# What you have to do
Extract every line of the entries below verbatim, omitting the picture placeholders.

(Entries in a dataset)
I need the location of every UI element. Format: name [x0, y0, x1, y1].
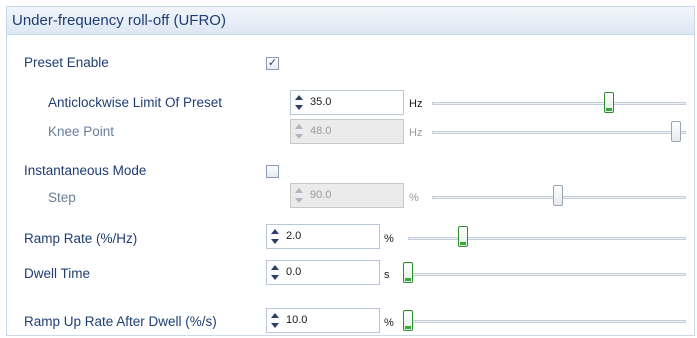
ramp-up-rate-value: 10.0: [286, 314, 308, 326]
instantaneous-mode-checkbox[interactable]: [266, 165, 279, 178]
ramp-rate-slider-thumb[interactable]: [458, 226, 468, 247]
dwell-time-label: Dwell Time: [24, 266, 91, 281]
dwell-time-slider-track[interactable]: [408, 273, 686, 276]
anticlockwise-limit-slider-thumb[interactable]: [604, 92, 614, 113]
spinner-arrows-icon[interactable]: [295, 188, 303, 204]
panel-header: Under-frequency roll-off (UFRO): [7, 7, 694, 35]
step-value: 90.0: [310, 189, 332, 201]
ramp-up-rate-label: Ramp Up Rate After Dwell (%/s): [24, 314, 217, 329]
checkmark-icon: ✓: [267, 57, 278, 69]
ufro-panel: Under-frequency roll-off (UFRO) Preset E…: [6, 6, 695, 336]
preset-enable-checkbox[interactable]: ✓: [266, 57, 279, 70]
dwell-time-value: 0.0: [286, 266, 302, 278]
spinner-arrows-icon[interactable]: [271, 265, 279, 281]
panel-title: Under-frequency roll-off (UFRO): [12, 12, 226, 29]
preset-enable-label: Preset Enable: [24, 55, 109, 70]
ramp-rate-value: 2.0: [286, 230, 302, 242]
step-unit: %: [409, 192, 419, 204]
spinner-arrows-icon[interactable]: [271, 229, 279, 245]
step-spinner[interactable]: 90.0: [290, 183, 404, 208]
anticlockwise-limit-label: Anticlockwise Limit Of Preset: [48, 95, 223, 110]
knee-point-value: 48.0: [310, 125, 332, 137]
ramp-rate-unit: %: [384, 233, 394, 245]
spinner-arrows-icon[interactable]: [271, 313, 279, 329]
dwell-time-slider-thumb[interactable]: [403, 262, 413, 283]
anticlockwise-limit-slider-track[interactable]: [432, 102, 686, 105]
dwell-time-unit: s: [384, 269, 390, 281]
ramp-up-rate-spinner[interactable]: 10.0: [266, 308, 380, 333]
ramp-rate-spinner[interactable]: 2.0: [266, 224, 380, 249]
anticlockwise-limit-unit: Hz: [409, 98, 423, 110]
knee-point-slider-track[interactable]: [432, 131, 686, 134]
knee-point-slider-thumb[interactable]: [671, 121, 681, 142]
anticlockwise-limit-spinner[interactable]: 35.0: [290, 90, 404, 115]
ramp-up-rate-slider-thumb[interactable]: [403, 310, 413, 331]
step-slider-thumb[interactable]: [553, 185, 563, 206]
knee-point-spinner[interactable]: 48.0: [290, 119, 404, 144]
spinner-arrows-icon[interactable]: [295, 124, 303, 140]
spinner-arrows-icon[interactable]: [295, 95, 303, 111]
anticlockwise-limit-value: 35.0: [310, 96, 332, 108]
dwell-time-spinner[interactable]: 0.0: [266, 260, 380, 285]
ramp-rate-slider-track[interactable]: [408, 237, 686, 240]
knee-point-label: Knee Point: [48, 124, 115, 139]
ramp-rate-label: Ramp Rate (%/Hz): [24, 231, 138, 246]
instantaneous-mode-label: Instantaneous Mode: [24, 163, 147, 178]
step-label: Step: [48, 190, 76, 205]
ramp-up-rate-unit: %: [384, 317, 394, 329]
knee-point-unit: Hz: [409, 127, 423, 139]
ramp-up-rate-slider-track[interactable]: [408, 320, 686, 323]
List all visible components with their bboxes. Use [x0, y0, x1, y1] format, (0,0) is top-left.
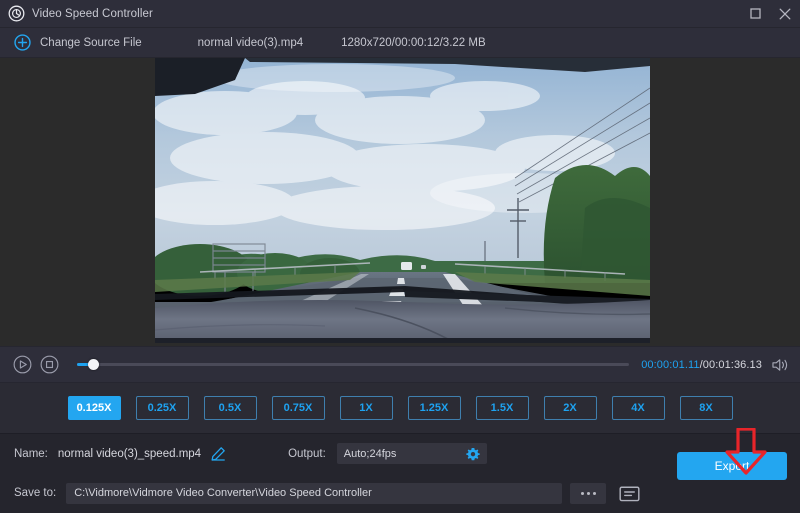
output-label: Output:	[288, 448, 326, 460]
name-label: Name:	[14, 448, 48, 460]
video-player-surface[interactable]	[155, 58, 650, 343]
speed-option-0125x[interactable]: 0.125X	[68, 396, 121, 420]
ellipsis-icon	[581, 492, 584, 495]
output-settings-panel: Name: normal video(3)_speed.mp4 Output: …	[0, 433, 800, 513]
stop-button[interactable]	[40, 355, 59, 374]
ellipsis-icon	[593, 492, 596, 495]
speed-option-2x[interactable]: 2X	[544, 396, 597, 420]
export-button[interactable]: Export	[677, 452, 787, 480]
speed-options-bar: 0.125X 0.25X 0.5X 0.75X 1X 1.25X 1.5X 2X…	[0, 382, 800, 433]
source-toolbar: Change Source File normal video(3).mp4 1…	[0, 28, 800, 58]
plus-circle-icon	[14, 34, 31, 51]
seek-handle[interactable]	[88, 359, 99, 370]
change-source-file-button[interactable]: Change Source File	[14, 34, 142, 51]
gear-icon[interactable]	[466, 447, 480, 461]
speed-option-15x[interactable]: 1.5X	[476, 396, 529, 420]
speed-option-05x[interactable]: 0.5X	[204, 396, 257, 420]
close-icon	[779, 8, 791, 20]
volume-button[interactable]	[771, 357, 790, 373]
save-path-value: C:\Vidmore\Vidmore Video Converter\Video…	[74, 487, 372, 499]
save-path-field[interactable]: C:\Vidmore\Vidmore Video Converter\Video…	[66, 483, 562, 504]
maximize-icon	[750, 8, 761, 19]
close-button[interactable]	[770, 0, 800, 27]
speed-option-025x[interactable]: 0.25X	[136, 396, 189, 420]
video-speed-controller-window: Video Speed Controller Change Source Fil…	[0, 0, 800, 513]
browse-path-button[interactable]	[570, 483, 606, 504]
video-preview-area	[0, 58, 800, 346]
speed-option-8x[interactable]: 8X	[680, 396, 733, 420]
source-file-name: normal video(3).mp4	[198, 37, 303, 49]
ellipsis-icon	[587, 492, 590, 495]
play-icon	[14, 356, 31, 373]
output-file-name: normal video(3)_speed.mp4	[58, 448, 201, 460]
speed-option-1x[interactable]: 1X	[340, 396, 393, 420]
window-title: Video Speed Controller	[32, 8, 153, 20]
save-to-label: Save to:	[14, 487, 56, 499]
volume-icon	[773, 359, 780, 369]
title-bar: Video Speed Controller	[0, 0, 800, 28]
video-frame-image	[155, 58, 650, 343]
window-controls	[740, 0, 800, 27]
total-time: 00:01:36.13	[703, 359, 762, 371]
source-file-metadata: 1280x720/00:00:12/3.22 MB	[341, 37, 486, 49]
folder-icon	[620, 487, 639, 500]
output-format-field[interactable]: Auto;24fps	[337, 443, 487, 464]
output-format-value: Auto;24fps	[344, 448, 397, 460]
speed-option-075x[interactable]: 0.75X	[272, 396, 325, 420]
speed-option-125x[interactable]: 1.25X	[408, 396, 461, 420]
maximize-button[interactable]	[740, 0, 770, 27]
time-display: 00:00:01.11/00:01:36.13	[641, 359, 762, 371]
pencil-edit-icon[interactable]	[210, 446, 226, 462]
change-source-file-label: Change Source File	[40, 37, 142, 49]
open-folder-button[interactable]	[618, 484, 641, 503]
seek-slider[interactable]	[77, 358, 629, 372]
stop-icon	[41, 356, 58, 373]
current-time: 00:00:01.11	[641, 359, 699, 371]
playback-controls-bar: 00:00:01.11/00:01:36.13	[0, 346, 800, 382]
speed-option-4x[interactable]: 4X	[612, 396, 665, 420]
play-button[interactable]	[13, 355, 32, 374]
vidmore-circle-logo-icon	[8, 5, 25, 22]
seek-track	[77, 363, 629, 366]
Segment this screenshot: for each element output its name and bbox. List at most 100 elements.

# Full response
I need the location of every UI element. Format: name [x0, y0, x1, y1].
ramp-up-rate-value: 10.0: [286, 314, 308, 326]
instantaneous-mode-checkbox[interactable]: [266, 165, 279, 178]
ramp-rate-slider-thumb[interactable]: [458, 226, 468, 247]
dwell-time-label: Dwell Time: [24, 266, 91, 281]
dwell-time-slider-track[interactable]: [408, 273, 686, 276]
anticlockwise-limit-slider-thumb[interactable]: [604, 92, 614, 113]
spinner-arrows-icon[interactable]: [295, 188, 303, 204]
panel-header: Under-frequency roll-off (UFRO): [7, 7, 694, 35]
step-value: 90.0: [310, 189, 332, 201]
ramp-up-rate-label: Ramp Up Rate After Dwell (%/s): [24, 314, 217, 329]
checkmark-icon: ✓: [267, 57, 278, 69]
ufro-panel: Under-frequency roll-off (UFRO) Preset E…: [6, 6, 695, 336]
preset-enable-checkbox[interactable]: ✓: [266, 57, 279, 70]
dwell-time-value: 0.0: [286, 266, 302, 278]
spinner-arrows-icon[interactable]: [271, 265, 279, 281]
panel-title: Under-frequency roll-off (UFRO): [12, 12, 226, 29]
preset-enable-label: Preset Enable: [24, 55, 109, 70]
ramp-rate-value: 2.0: [286, 230, 302, 242]
step-unit: %: [409, 192, 419, 204]
spinner-arrows-icon[interactable]: [271, 229, 279, 245]
step-spinner[interactable]: 90.0: [290, 183, 404, 208]
anticlockwise-limit-label: Anticlockwise Limit Of Preset: [48, 95, 223, 110]
knee-point-value: 48.0: [310, 125, 332, 137]
ramp-rate-unit: %: [384, 233, 394, 245]
spinner-arrows-icon[interactable]: [271, 313, 279, 329]
dwell-time-slider-thumb[interactable]: [403, 262, 413, 283]
anticlockwise-limit-slider-track[interactable]: [432, 102, 686, 105]
dwell-time-unit: s: [384, 269, 390, 281]
ramp-up-rate-spinner[interactable]: 10.0: [266, 308, 380, 333]
ramp-rate-spinner[interactable]: 2.0: [266, 224, 380, 249]
anticlockwise-limit-unit: Hz: [409, 98, 423, 110]
knee-point-slider-track[interactable]: [432, 131, 686, 134]
knee-point-slider-thumb[interactable]: [671, 121, 681, 142]
anticlockwise-limit-spinner[interactable]: 35.0: [290, 90, 404, 115]
ramp-up-rate-slider-thumb[interactable]: [403, 310, 413, 331]
step-slider-thumb[interactable]: [553, 185, 563, 206]
knee-point-spinner[interactable]: 48.0: [290, 119, 404, 144]
spinner-arrows-icon[interactable]: [295, 124, 303, 140]
spinner-arrows-icon[interactable]: [295, 95, 303, 111]
anticlockwise-limit-value: 35.0: [310, 96, 332, 108]
dwell-time-spinner[interactable]: 0.0: [266, 260, 380, 285]
ramp-rate-slider-track[interactable]: [408, 237, 686, 240]
knee-point-label: Knee Point: [48, 124, 115, 139]
ramp-rate-label: Ramp Rate (%/Hz): [24, 231, 138, 246]
instantaneous-mode-label: Instantaneous Mode: [24, 163, 147, 178]
step-label: Step: [48, 190, 76, 205]
ramp-up-rate-unit: %: [384, 317, 394, 329]
knee-point-unit: Hz: [409, 127, 423, 139]
ramp-up-rate-slider-track[interactable]: [408, 320, 686, 323]
List all visible components with their bboxes. Use [x0, y0, x1, y1] format, (0,0) is top-left.
output-label: Output:	[288, 448, 326, 460]
name-label: Name:	[14, 448, 48, 460]
video-player-surface[interactable]	[155, 58, 650, 343]
speed-option-0125x[interactable]: 0.125X	[68, 396, 121, 420]
ellipsis-icon	[581, 492, 584, 495]
output-settings-panel: Name: normal video(3)_speed.mp4 Output: …	[0, 433, 800, 513]
stop-button[interactable]	[40, 355, 59, 374]
ellipsis-icon	[593, 492, 596, 495]
speed-option-2x[interactable]: 2X	[544, 396, 597, 420]
export-button[interactable]: Export	[677, 452, 787, 480]
speed-options-bar: 0.125X 0.25X 0.5X 0.75X 1X 1.25X 1.5X 2X…	[0, 382, 800, 433]
source-toolbar: Change Source File normal video(3).mp4 1…	[0, 28, 800, 58]
plus-circle-icon	[14, 34, 31, 51]
seek-handle[interactable]	[88, 359, 99, 370]
change-source-file-button[interactable]: Change Source File	[14, 34, 142, 51]
gear-icon[interactable]	[466, 447, 480, 461]
speed-option-15x[interactable]: 1.5X	[476, 396, 529, 420]
speed-option-05x[interactable]: 0.5X	[204, 396, 257, 420]
close-icon	[779, 8, 791, 20]
volume-button[interactable]	[771, 357, 790, 373]
save-path-value: C:\Vidmore\Vidmore Video Converter\Video…	[74, 487, 372, 499]
save-path-field[interactable]: C:\Vidmore\Vidmore Video Converter\Video…	[66, 483, 562, 504]
maximize-icon	[750, 8, 761, 19]
close-button[interactable]	[770, 0, 800, 27]
speed-option-025x[interactable]: 0.25X	[136, 396, 189, 420]
video-speed-controller-window: Video Speed Controller Change Source Fil…	[0, 0, 800, 513]
browse-path-button[interactable]	[570, 483, 606, 504]
video-preview-area	[0, 58, 800, 346]
speed-option-8x[interactable]: 8X	[680, 396, 733, 420]
source-file-name: normal video(3).mp4	[198, 37, 303, 49]
ellipsis-icon	[587, 492, 590, 495]
play-icon	[14, 356, 31, 373]
output-file-name: normal video(3)_speed.mp4	[58, 448, 201, 460]
speed-option-1x[interactable]: 1X	[340, 396, 393, 420]
window-title: Video Speed Controller	[32, 8, 153, 20]
save-to-label: Save to:	[14, 487, 56, 499]
volume-icon	[773, 359, 780, 369]
title-bar: Video Speed Controller	[0, 0, 800, 28]
video-frame-image	[155, 58, 650, 343]
window-controls	[740, 0, 800, 27]
total-time: 00:01:36.13	[703, 359, 762, 371]
source-file-metadata: 1280x720/00:00:12/3.22 MB	[341, 37, 486, 49]
folder-icon	[620, 487, 639, 500]
output-format-field[interactable]: Auto;24fps	[337, 443, 487, 464]
output-format-value: Auto;24fps	[344, 448, 397, 460]
speed-option-075x[interactable]: 0.75X	[272, 396, 325, 420]
speed-option-125x[interactable]: 1.25X	[408, 396, 461, 420]
maximize-button[interactable]	[740, 0, 770, 27]
time-display: 00:00:01.11/00:01:36.13	[641, 359, 762, 371]
pencil-edit-icon[interactable]	[210, 446, 226, 462]
change-source-file-label: Change Source File	[40, 37, 142, 49]
open-folder-button[interactable]	[618, 484, 641, 503]
seek-slider[interactable]	[77, 358, 629, 372]
stop-icon	[41, 356, 58, 373]
current-time: 00:00:01.11	[641, 359, 699, 371]
playback-controls-bar: 00:00:01.11/00:01:36.13	[0, 346, 800, 382]
speed-option-4x[interactable]: 4X	[612, 396, 665, 420]
play-button[interactable]	[13, 355, 32, 374]
vidmore-circle-logo-icon	[8, 5, 25, 22]
seek-track	[77, 363, 629, 366]
Segment this screenshot: for each element output its name and bbox. List at most 100 elements.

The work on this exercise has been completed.